Entries from a dataset:
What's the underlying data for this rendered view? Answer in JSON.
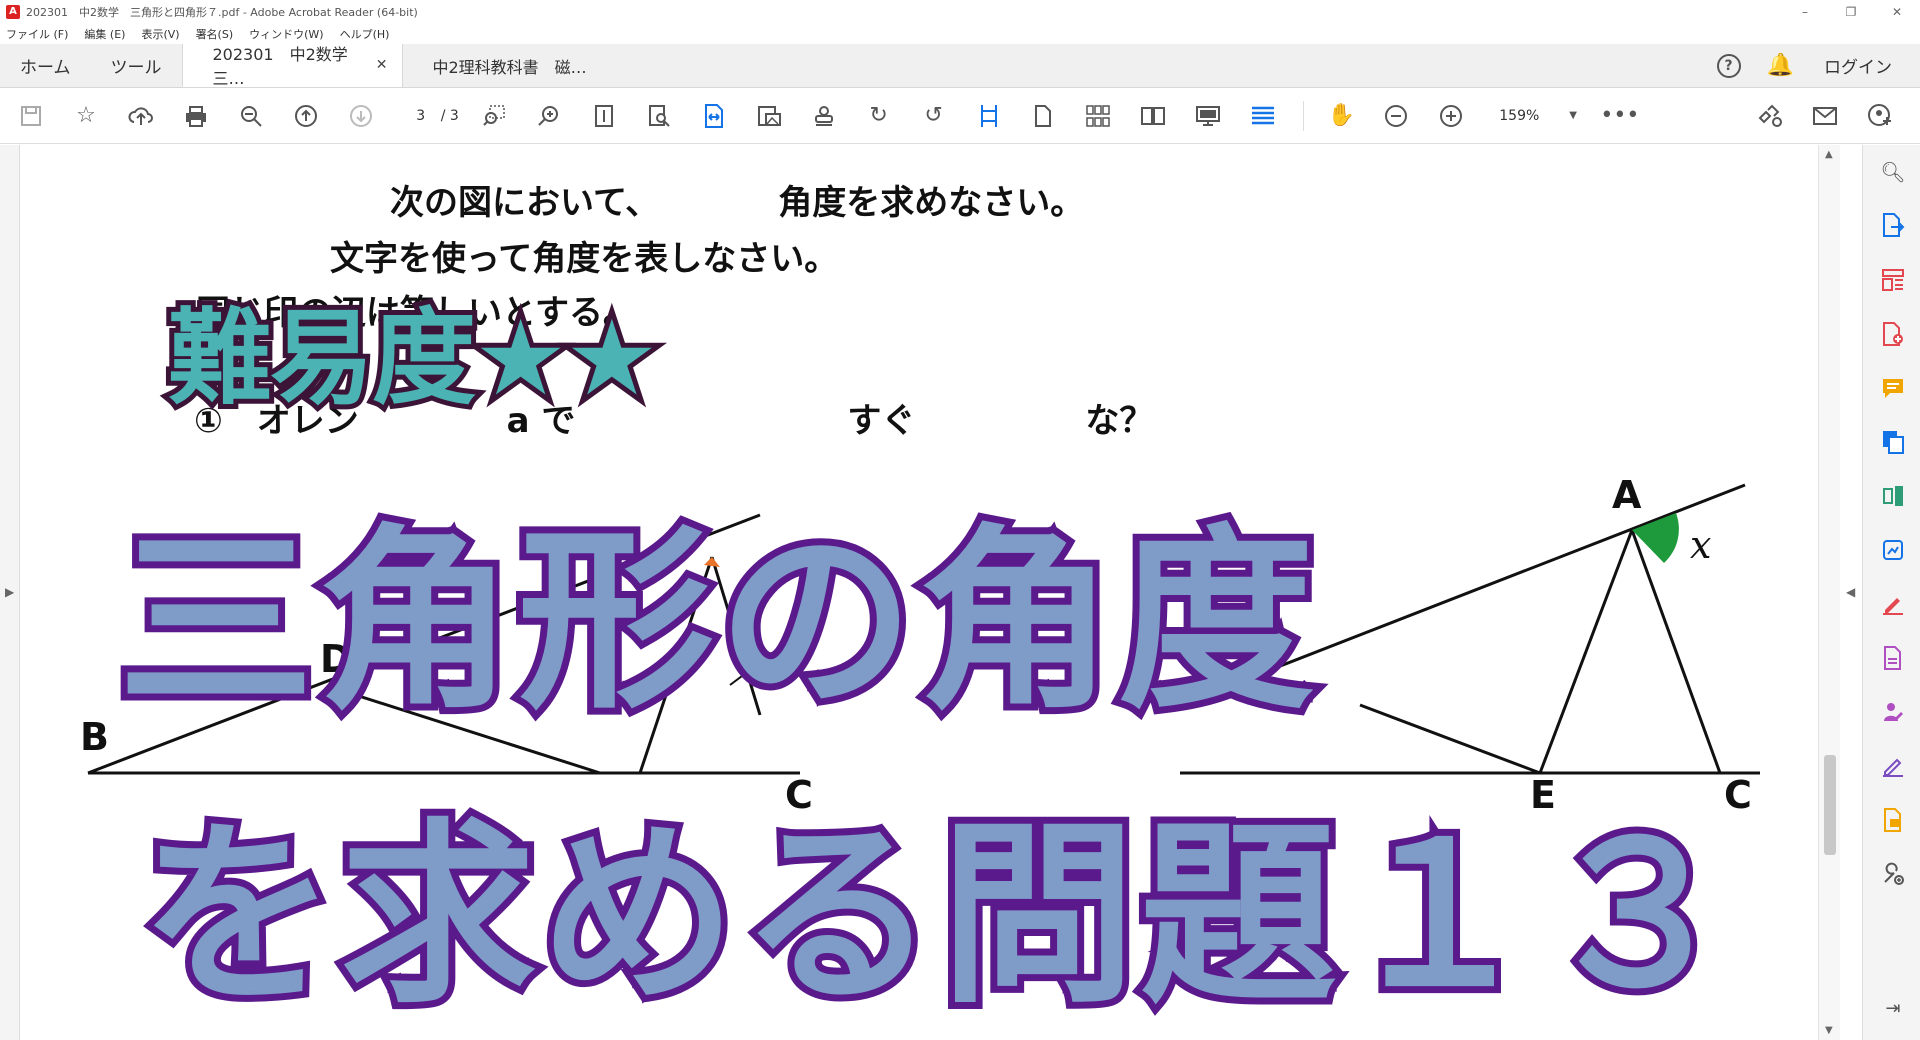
{
  "window": {
    "title": "202301　中2数学　三角形と四角形７.pdf - Adobe Acrobat Reader (64-bit)",
    "controls": [
      "–",
      "❐",
      "✕"
    ]
  },
  "menu": [
    "ファイル (F)",
    "編集 (E)",
    "表示(V)",
    "署名(S)",
    "ウィンドウ(W)",
    "ヘルプ(H)"
  ],
  "tabs": {
    "home": "ホーム",
    "tools": "ツール",
    "doc1": "202301　中2数学　三…",
    "doc1_close": "✕",
    "doc2": "中2理科教科書　磁…",
    "help": "?",
    "login": "ログイン"
  },
  "toolbar": {
    "page_current": "3",
    "page_total": "/ 3",
    "zoom": "159%"
  },
  "document": {
    "line1": "次の図において、　　　　角度を求めなさい。",
    "line2": "文字を使って角度を表しなさい。",
    "line3": "同じ印の辺は等しいとする。",
    "question": "①　オレン　　　　 a で　　　　　　　　すぐ　　　　　な？",
    "labels": {
      "A": "A",
      "B": "B",
      "C": "C",
      "D": "D",
      "D2": "D",
      "E": "E",
      "C2": "C",
      "x": "𝑥"
    }
  },
  "overlay": {
    "difficulty": "難易度★★",
    "headline1": "三角形の角度",
    "headline2": "を求める問題１３"
  },
  "colors": {
    "acrobat_blue": "#1473e6",
    "difficulty_fill": "#4bb3b3",
    "difficulty_stroke": "#3b1438",
    "headline_fill": "#7f9cc9",
    "headline_stroke": "#5b1a8c",
    "angle_mark": "#1e9a3c"
  }
}
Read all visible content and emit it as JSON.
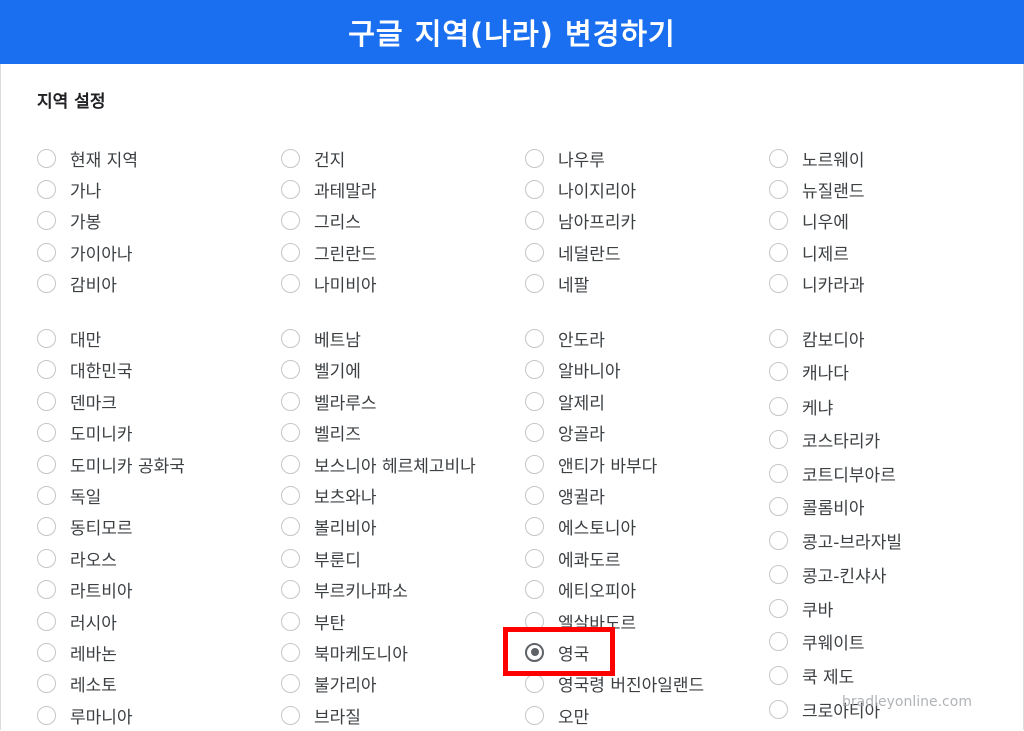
{
  "banner": {
    "title": "구글 지역(나라) 변경하기"
  },
  "section": {
    "title": "지역 설정"
  },
  "columns": [
    [
      {
        "label": "현재 지역"
      },
      {
        "label": "가나"
      },
      {
        "label": "가봉"
      },
      {
        "label": "가이아나"
      },
      {
        "label": "감비아"
      },
      {
        "label": "대만"
      },
      {
        "label": "대한민국"
      },
      {
        "label": "덴마크"
      },
      {
        "label": "도미니카"
      },
      {
        "label": "도미니카 공화국"
      },
      {
        "label": "독일"
      },
      {
        "label": "동티모르"
      },
      {
        "label": "라오스"
      },
      {
        "label": "라트비아"
      },
      {
        "label": "러시아"
      },
      {
        "label": "레바논"
      },
      {
        "label": "레소토"
      },
      {
        "label": "루마니아"
      }
    ],
    [
      {
        "label": "건지"
      },
      {
        "label": "과테말라"
      },
      {
        "label": "그리스"
      },
      {
        "label": "그린란드"
      },
      {
        "label": "나미비아"
      },
      {
        "label": "베트남"
      },
      {
        "label": "벨기에"
      },
      {
        "label": "벨라루스"
      },
      {
        "label": "벨리즈"
      },
      {
        "label": "보스니아 헤르체고비나"
      },
      {
        "label": "보츠와나"
      },
      {
        "label": "볼리비아"
      },
      {
        "label": "부룬디"
      },
      {
        "label": "부르키나파소"
      },
      {
        "label": "부탄"
      },
      {
        "label": "북마케도니아"
      },
      {
        "label": "불가리아"
      },
      {
        "label": "브라질"
      }
    ],
    [
      {
        "label": "나우루"
      },
      {
        "label": "나이지리아"
      },
      {
        "label": "남아프리카"
      },
      {
        "label": "네덜란드"
      },
      {
        "label": "네팔"
      },
      {
        "label": "안도라"
      },
      {
        "label": "알바니아"
      },
      {
        "label": "알제리"
      },
      {
        "label": "앙골라"
      },
      {
        "label": "앤티가 바부다"
      },
      {
        "label": "앵귈라"
      },
      {
        "label": "에스토니아"
      },
      {
        "label": "에콰도르"
      },
      {
        "label": "에티오피아"
      },
      {
        "label": "엘살바도르"
      },
      {
        "label": "영국",
        "checked": true
      },
      {
        "label": "영국령 버진아일랜드"
      },
      {
        "label": "오만"
      }
    ],
    [
      {
        "label": "노르웨이"
      },
      {
        "label": "뉴질랜드"
      },
      {
        "label": "니우에"
      },
      {
        "label": "니제르"
      },
      {
        "label": "니카라과"
      },
      {
        "label": "캄보디아"
      },
      {
        "label": "캐나다"
      },
      {
        "label": "케냐"
      },
      {
        "label": "코스타리카"
      },
      {
        "label": "코트디부아르"
      },
      {
        "label": "콜롬비아"
      },
      {
        "label": "콩고-브라자빌"
      },
      {
        "label": "콩고-킨샤사"
      },
      {
        "label": "쿠바"
      },
      {
        "label": "쿠웨이트"
      },
      {
        "label": "쿡 제도"
      },
      {
        "label": "크로아티아"
      }
    ]
  ],
  "watermark": {
    "text": "bradleyonline.com"
  },
  "colors": {
    "banner": "#1a6ff0",
    "highlight": "#ff0000"
  }
}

> _EXERCISE DIRECTIONS_
Return all of the data exactly as written, and drop the pictures.

> _TASK ANSWER_
What's the underlying data for this rendered view? Answer in JSON.
{
  "window": {
    "title": "202301　中2数学　三角形と四角形７.pdf - Adobe Acrobat Reader (64-bit)",
    "controls": [
      "–",
      "❐",
      "✕"
    ]
  },
  "menu": [
    "ファイル (F)",
    "編集 (E)",
    "表示(V)",
    "署名(S)",
    "ウィンドウ(W)",
    "ヘルプ(H)"
  ],
  "tabs": {
    "home": "ホーム",
    "tools": "ツール",
    "doc1": "202301　中2数学　三…",
    "doc1_close": "✕",
    "doc2": "中2理科教科書　磁…",
    "help": "?",
    "login": "ログイン"
  },
  "toolbar": {
    "page_current": "3",
    "page_total": "/ 3",
    "zoom": "159%"
  },
  "document": {
    "line1": "次の図において、　　　　角度を求めなさい。",
    "line2": "文字を使って角度を表しなさい。",
    "line3": "同じ印の辺は等しいとする。",
    "question": "①　オレン　　　　 a で　　　　　　　　すぐ　　　　　な？",
    "labels": {
      "A": "A",
      "B": "B",
      "C": "C",
      "D": "D",
      "D2": "D",
      "E": "E",
      "C2": "C",
      "x": "𝑥"
    }
  },
  "overlay": {
    "difficulty": "難易度★★",
    "headline1": "三角形の角度",
    "headline2": "を求める問題１３"
  },
  "colors": {
    "acrobat_blue": "#1473e6",
    "difficulty_fill": "#4bb3b3",
    "difficulty_stroke": "#3b1438",
    "headline_fill": "#7f9cc9",
    "headline_stroke": "#5b1a8c",
    "angle_mark": "#1e9a3c"
  }
}
Read all visible content and emit it as JSON.
{
  "banner": {
    "title": "구글 지역(나라) 변경하기"
  },
  "section": {
    "title": "지역 설정"
  },
  "columns": [
    [
      {
        "label": "현재 지역"
      },
      {
        "label": "가나"
      },
      {
        "label": "가봉"
      },
      {
        "label": "가이아나"
      },
      {
        "label": "감비아"
      },
      {
        "label": "대만"
      },
      {
        "label": "대한민국"
      },
      {
        "label": "덴마크"
      },
      {
        "label": "도미니카"
      },
      {
        "label": "도미니카 공화국"
      },
      {
        "label": "독일"
      },
      {
        "label": "동티모르"
      },
      {
        "label": "라오스"
      },
      {
        "label": "라트비아"
      },
      {
        "label": "러시아"
      },
      {
        "label": "레바논"
      },
      {
        "label": "레소토"
      },
      {
        "label": "루마니아"
      }
    ],
    [
      {
        "label": "건지"
      },
      {
        "label": "과테말라"
      },
      {
        "label": "그리스"
      },
      {
        "label": "그린란드"
      },
      {
        "label": "나미비아"
      },
      {
        "label": "베트남"
      },
      {
        "label": "벨기에"
      },
      {
        "label": "벨라루스"
      },
      {
        "label": "벨리즈"
      },
      {
        "label": "보스니아 헤르체고비나"
      },
      {
        "label": "보츠와나"
      },
      {
        "label": "볼리비아"
      },
      {
        "label": "부룬디"
      },
      {
        "label": "부르키나파소"
      },
      {
        "label": "부탄"
      },
      {
        "label": "북마케도니아"
      },
      {
        "label": "불가리아"
      },
      {
        "label": "브라질"
      }
    ],
    [
      {
        "label": "나우루"
      },
      {
        "label": "나이지리아"
      },
      {
        "label": "남아프리카"
      },
      {
        "label": "네덜란드"
      },
      {
        "label": "네팔"
      },
      {
        "label": "안도라"
      },
      {
        "label": "알바니아"
      },
      {
        "label": "알제리"
      },
      {
        "label": "앙골라"
      },
      {
        "label": "앤티가 바부다"
      },
      {
        "label": "앵귈라"
      },
      {
        "label": "에스토니아"
      },
      {
        "label": "에콰도르"
      },
      {
        "label": "에티오피아"
      },
      {
        "label": "엘살바도르"
      },
      {
        "label": "영국",
        "checked": true
      },
      {
        "label": "영국령 버진아일랜드"
      },
      {
        "label": "오만"
      }
    ],
    [
      {
        "label": "노르웨이"
      },
      {
        "label": "뉴질랜드"
      },
      {
        "label": "니우에"
      },
      {
        "label": "니제르"
      },
      {
        "label": "니카라과"
      },
      {
        "label": "캄보디아"
      },
      {
        "label": "캐나다"
      },
      {
        "label": "케냐"
      },
      {
        "label": "코스타리카"
      },
      {
        "label": "코트디부아르"
      },
      {
        "label": "콜롬비아"
      },
      {
        "label": "콩고-브라자빌"
      },
      {
        "label": "콩고-킨샤사"
      },
      {
        "label": "쿠바"
      },
      {
        "label": "쿠웨이트"
      },
      {
        "label": "쿡 제도"
      },
      {
        "label": "크로아티아"
      }
    ]
  ],
  "watermark": {
    "text": "bradleyonline.com"
  },
  "colors": {
    "banner": "#1a6ff0",
    "highlight": "#ff0000"
  }
}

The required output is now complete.